-- Start --

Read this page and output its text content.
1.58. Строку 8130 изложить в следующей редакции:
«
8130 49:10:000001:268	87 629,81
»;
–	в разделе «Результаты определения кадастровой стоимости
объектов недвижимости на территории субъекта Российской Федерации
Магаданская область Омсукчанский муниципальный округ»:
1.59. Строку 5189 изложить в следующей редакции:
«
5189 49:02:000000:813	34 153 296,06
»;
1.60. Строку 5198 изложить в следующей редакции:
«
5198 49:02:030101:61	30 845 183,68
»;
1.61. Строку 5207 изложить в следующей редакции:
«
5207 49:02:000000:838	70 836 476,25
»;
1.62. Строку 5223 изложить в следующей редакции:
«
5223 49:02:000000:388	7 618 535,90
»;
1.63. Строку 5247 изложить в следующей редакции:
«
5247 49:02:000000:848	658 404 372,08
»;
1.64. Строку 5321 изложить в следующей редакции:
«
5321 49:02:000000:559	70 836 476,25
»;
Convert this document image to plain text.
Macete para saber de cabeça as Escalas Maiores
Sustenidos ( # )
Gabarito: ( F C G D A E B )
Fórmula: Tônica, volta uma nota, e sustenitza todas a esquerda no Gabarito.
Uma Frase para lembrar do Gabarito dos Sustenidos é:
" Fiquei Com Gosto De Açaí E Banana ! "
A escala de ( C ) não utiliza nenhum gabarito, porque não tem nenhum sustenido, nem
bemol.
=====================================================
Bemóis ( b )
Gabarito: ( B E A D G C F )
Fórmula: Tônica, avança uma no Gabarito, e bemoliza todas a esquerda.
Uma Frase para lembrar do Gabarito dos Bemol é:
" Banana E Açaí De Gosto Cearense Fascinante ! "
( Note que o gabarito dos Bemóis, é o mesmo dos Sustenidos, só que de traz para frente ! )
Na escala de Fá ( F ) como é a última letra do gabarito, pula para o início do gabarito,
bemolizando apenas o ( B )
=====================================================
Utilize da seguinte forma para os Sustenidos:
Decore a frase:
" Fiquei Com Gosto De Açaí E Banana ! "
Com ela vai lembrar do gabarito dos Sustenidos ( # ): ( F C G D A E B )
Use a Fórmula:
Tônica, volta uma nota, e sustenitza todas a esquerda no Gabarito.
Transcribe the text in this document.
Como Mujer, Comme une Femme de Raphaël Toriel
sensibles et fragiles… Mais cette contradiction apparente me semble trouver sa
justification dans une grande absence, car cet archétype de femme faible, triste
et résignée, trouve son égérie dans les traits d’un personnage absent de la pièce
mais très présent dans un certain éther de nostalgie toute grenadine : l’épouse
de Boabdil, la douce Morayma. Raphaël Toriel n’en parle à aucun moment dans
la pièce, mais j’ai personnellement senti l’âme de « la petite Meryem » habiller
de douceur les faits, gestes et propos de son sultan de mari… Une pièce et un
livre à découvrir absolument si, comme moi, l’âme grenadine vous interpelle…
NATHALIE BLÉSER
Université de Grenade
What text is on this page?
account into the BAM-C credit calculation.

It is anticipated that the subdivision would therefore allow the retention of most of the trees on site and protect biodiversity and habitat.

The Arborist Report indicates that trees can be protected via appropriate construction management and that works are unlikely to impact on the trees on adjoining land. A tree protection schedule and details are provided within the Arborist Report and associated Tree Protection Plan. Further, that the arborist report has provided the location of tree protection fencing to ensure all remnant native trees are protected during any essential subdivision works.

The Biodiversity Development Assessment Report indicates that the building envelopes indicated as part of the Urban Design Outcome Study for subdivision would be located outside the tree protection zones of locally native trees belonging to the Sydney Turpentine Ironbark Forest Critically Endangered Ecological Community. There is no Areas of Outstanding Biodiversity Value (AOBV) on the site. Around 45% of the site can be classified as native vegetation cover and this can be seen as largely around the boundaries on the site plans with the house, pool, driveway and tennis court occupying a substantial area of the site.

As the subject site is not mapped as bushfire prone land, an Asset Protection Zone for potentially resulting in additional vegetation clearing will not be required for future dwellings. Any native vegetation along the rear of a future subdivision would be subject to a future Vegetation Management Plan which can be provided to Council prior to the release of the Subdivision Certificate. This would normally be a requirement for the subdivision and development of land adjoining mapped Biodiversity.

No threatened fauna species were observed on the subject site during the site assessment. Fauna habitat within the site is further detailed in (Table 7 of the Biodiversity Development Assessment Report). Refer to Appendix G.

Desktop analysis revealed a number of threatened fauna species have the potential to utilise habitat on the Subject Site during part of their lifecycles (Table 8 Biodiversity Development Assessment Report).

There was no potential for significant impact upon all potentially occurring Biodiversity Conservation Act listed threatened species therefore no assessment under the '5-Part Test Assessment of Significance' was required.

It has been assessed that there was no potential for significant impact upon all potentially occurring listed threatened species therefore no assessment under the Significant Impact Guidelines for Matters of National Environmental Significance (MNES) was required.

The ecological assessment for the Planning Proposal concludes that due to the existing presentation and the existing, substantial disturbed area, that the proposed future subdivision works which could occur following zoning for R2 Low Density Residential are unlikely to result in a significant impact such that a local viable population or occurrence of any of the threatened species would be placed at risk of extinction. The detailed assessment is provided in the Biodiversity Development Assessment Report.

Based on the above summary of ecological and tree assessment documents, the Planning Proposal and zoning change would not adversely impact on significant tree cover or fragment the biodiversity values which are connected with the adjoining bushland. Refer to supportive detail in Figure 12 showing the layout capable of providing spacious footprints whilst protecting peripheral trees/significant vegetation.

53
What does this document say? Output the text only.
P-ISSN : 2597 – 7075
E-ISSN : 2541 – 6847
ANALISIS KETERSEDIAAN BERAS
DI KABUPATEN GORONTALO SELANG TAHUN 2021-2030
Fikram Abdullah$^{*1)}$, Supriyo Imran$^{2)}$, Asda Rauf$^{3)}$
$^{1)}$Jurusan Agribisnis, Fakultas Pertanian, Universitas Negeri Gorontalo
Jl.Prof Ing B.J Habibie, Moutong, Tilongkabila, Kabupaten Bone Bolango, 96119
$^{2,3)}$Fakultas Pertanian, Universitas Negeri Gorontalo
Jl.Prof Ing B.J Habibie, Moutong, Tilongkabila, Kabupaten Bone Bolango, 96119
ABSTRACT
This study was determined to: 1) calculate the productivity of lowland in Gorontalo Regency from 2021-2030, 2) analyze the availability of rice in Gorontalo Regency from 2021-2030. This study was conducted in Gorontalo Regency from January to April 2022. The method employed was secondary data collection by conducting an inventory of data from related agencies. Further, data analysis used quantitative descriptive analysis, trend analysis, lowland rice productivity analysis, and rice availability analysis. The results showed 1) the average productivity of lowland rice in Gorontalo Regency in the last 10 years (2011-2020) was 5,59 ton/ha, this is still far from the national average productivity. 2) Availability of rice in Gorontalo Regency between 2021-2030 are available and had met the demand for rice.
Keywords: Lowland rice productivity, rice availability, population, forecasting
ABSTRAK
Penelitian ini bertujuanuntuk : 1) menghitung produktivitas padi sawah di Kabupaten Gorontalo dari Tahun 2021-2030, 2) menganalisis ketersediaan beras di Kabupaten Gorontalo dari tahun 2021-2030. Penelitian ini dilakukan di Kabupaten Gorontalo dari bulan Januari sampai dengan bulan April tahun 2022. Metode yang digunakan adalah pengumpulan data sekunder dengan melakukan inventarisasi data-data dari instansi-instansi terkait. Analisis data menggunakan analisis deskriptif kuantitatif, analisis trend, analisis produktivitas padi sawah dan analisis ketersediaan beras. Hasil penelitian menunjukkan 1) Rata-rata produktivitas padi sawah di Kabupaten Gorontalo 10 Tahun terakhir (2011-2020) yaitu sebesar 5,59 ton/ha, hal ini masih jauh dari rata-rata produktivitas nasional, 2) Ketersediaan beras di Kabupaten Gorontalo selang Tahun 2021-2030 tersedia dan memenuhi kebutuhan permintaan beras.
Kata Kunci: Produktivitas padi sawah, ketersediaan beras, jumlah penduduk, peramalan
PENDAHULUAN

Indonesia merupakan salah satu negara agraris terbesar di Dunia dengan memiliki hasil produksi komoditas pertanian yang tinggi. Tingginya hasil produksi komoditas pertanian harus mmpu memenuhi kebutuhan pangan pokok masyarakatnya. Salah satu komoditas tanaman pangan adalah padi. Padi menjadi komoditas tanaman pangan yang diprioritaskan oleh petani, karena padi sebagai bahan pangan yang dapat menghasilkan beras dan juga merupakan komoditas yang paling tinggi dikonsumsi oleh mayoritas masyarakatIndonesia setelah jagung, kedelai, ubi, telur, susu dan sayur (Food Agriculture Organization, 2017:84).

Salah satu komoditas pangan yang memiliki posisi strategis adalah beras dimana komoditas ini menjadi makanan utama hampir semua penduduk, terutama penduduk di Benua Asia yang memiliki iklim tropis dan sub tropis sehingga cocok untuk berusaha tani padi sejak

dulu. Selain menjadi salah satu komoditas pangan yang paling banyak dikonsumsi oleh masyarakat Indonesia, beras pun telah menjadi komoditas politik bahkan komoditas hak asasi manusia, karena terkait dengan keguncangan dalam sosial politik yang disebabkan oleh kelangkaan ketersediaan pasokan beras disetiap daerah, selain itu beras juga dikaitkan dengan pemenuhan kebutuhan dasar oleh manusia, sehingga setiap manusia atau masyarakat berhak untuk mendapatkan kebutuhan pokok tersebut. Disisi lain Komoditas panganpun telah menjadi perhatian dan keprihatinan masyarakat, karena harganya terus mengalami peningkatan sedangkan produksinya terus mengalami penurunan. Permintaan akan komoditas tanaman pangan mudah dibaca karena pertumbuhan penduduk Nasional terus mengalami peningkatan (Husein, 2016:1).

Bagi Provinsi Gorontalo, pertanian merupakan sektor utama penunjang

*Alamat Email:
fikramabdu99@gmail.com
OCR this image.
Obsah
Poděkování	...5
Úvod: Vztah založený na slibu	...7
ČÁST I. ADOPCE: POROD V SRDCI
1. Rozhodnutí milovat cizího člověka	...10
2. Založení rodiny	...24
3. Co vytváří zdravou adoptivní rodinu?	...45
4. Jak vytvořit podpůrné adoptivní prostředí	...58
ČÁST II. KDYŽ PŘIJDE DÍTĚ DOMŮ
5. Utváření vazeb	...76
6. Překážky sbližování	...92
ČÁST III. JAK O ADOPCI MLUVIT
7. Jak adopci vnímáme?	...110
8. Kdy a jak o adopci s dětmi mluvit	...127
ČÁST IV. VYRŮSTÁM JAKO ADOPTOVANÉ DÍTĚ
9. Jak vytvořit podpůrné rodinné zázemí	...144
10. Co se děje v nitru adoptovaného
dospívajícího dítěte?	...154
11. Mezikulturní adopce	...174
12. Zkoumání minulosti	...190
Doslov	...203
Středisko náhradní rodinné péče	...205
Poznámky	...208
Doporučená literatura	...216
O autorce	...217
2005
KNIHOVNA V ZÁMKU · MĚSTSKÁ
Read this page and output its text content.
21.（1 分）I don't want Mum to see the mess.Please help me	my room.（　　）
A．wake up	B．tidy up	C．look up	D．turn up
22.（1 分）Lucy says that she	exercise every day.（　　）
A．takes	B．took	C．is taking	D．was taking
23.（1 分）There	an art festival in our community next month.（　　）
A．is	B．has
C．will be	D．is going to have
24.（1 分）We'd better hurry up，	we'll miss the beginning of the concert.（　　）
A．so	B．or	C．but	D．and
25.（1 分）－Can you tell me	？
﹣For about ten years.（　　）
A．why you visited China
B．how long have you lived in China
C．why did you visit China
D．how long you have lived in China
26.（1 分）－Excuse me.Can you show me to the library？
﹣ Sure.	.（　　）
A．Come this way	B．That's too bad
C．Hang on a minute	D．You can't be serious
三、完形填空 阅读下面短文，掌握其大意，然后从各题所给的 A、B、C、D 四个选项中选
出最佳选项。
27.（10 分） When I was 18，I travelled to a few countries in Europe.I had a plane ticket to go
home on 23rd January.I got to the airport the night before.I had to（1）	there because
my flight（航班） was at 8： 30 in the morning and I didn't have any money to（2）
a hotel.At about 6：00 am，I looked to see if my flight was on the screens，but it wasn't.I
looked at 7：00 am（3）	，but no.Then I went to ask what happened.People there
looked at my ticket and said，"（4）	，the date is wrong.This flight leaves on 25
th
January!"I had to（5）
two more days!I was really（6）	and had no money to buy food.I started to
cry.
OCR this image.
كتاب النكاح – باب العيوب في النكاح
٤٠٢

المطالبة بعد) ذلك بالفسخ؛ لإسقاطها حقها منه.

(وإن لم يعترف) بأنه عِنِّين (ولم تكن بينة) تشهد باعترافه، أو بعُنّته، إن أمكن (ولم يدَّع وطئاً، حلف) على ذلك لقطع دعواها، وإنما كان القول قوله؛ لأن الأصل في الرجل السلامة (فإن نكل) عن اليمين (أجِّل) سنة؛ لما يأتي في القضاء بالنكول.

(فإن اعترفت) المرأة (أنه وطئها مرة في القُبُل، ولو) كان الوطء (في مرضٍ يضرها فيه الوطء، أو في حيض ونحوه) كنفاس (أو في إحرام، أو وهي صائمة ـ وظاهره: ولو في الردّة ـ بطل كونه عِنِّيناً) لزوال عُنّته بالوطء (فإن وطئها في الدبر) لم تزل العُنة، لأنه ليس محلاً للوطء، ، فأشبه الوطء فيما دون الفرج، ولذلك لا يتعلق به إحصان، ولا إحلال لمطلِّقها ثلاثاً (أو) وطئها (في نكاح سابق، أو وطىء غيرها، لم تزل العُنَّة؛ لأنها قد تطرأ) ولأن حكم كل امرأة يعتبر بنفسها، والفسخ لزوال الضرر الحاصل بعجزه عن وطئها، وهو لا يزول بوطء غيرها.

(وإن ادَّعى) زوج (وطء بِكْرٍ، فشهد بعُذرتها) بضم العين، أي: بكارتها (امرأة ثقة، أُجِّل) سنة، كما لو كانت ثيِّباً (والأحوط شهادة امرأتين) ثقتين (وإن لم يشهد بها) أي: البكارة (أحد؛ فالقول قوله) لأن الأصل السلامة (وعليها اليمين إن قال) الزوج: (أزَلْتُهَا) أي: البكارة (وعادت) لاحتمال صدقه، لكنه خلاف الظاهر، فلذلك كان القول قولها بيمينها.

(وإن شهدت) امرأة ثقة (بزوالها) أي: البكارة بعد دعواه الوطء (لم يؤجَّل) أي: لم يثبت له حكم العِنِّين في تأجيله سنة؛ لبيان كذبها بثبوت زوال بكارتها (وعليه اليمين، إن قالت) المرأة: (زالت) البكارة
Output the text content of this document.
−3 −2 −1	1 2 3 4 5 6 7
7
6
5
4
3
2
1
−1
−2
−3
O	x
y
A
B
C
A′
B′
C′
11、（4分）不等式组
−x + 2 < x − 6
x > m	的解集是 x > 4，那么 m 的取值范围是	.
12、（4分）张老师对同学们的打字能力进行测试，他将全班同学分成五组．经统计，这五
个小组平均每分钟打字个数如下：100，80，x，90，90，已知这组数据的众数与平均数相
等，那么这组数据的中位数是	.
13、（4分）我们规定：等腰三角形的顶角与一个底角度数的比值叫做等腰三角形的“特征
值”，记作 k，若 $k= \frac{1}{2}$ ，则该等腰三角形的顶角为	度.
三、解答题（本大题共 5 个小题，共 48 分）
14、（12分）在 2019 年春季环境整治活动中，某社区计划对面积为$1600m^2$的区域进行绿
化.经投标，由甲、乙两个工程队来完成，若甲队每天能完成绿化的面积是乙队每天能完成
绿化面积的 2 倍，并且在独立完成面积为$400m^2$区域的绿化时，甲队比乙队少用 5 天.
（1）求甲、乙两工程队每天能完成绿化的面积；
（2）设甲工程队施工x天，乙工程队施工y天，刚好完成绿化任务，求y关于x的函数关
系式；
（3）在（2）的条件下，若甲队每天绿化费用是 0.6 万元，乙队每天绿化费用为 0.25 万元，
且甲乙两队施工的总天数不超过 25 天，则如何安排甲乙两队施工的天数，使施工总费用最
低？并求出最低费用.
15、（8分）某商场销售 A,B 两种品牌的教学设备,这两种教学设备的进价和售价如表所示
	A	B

-- End --

- Task instructions
Lines from the one containing "Output the text content of this document." through the final line are to be given again verbatim, with nothing before or after.

- Expected answer
Output the text content of this document.
−3 −2 −1	1 2 3 4 5 6 7
7
6
5
4
3
2
1
−1
−2
−3
O	x
y
A
B
C
A′
B′
C′
11、（4分）不等式组
−x + 2 < x − 6
x > m	的解集是 x > 4，那么 m 的取值范围是	.
12、（4分）张老师对同学们的打字能力进行测试，他将全班同学分成五组．经统计，这五
个小组平均每分钟打字个数如下：100，80，x，90，90，已知这组数据的众数与平均数相
等，那么这组数据的中位数是	.
13、（4分）我们规定：等腰三角形的顶角与一个底角度数的比值叫做等腰三角形的“特征
值”，记作 k，若 $k= \frac{1}{2}$ ，则该等腰三角形的顶角为	度.
三、解答题（本大题共 5 个小题，共 48 分）
14、（12分）在 2019 年春季环境整治活动中，某社区计划对面积为$1600m^2$的区域进行绿
化.经投标，由甲、乙两个工程队来完成，若甲队每天能完成绿化的面积是乙队每天能完成
绿化面积的 2 倍，并且在独立完成面积为$400m^2$区域的绿化时，甲队比乙队少用 5 天.
（1）求甲、乙两工程队每天能完成绿化的面积；
（2）设甲工程队施工x天，乙工程队施工y天，刚好完成绿化任务，求y关于x的函数关
系式；
（3）在（2）的条件下，若甲队每天绿化费用是 0.6 万元，乙队每天绿化费用为 0.25 万元，
且甲乙两队施工的总天数不超过 25 天，则如何安排甲乙两队施工的天数，使施工总费用最
低？并求出最低费用.
15、（8分）某商场销售 A,B 两种品牌的教学设备,这两种教学设备的进价和售价如表所示
	A	B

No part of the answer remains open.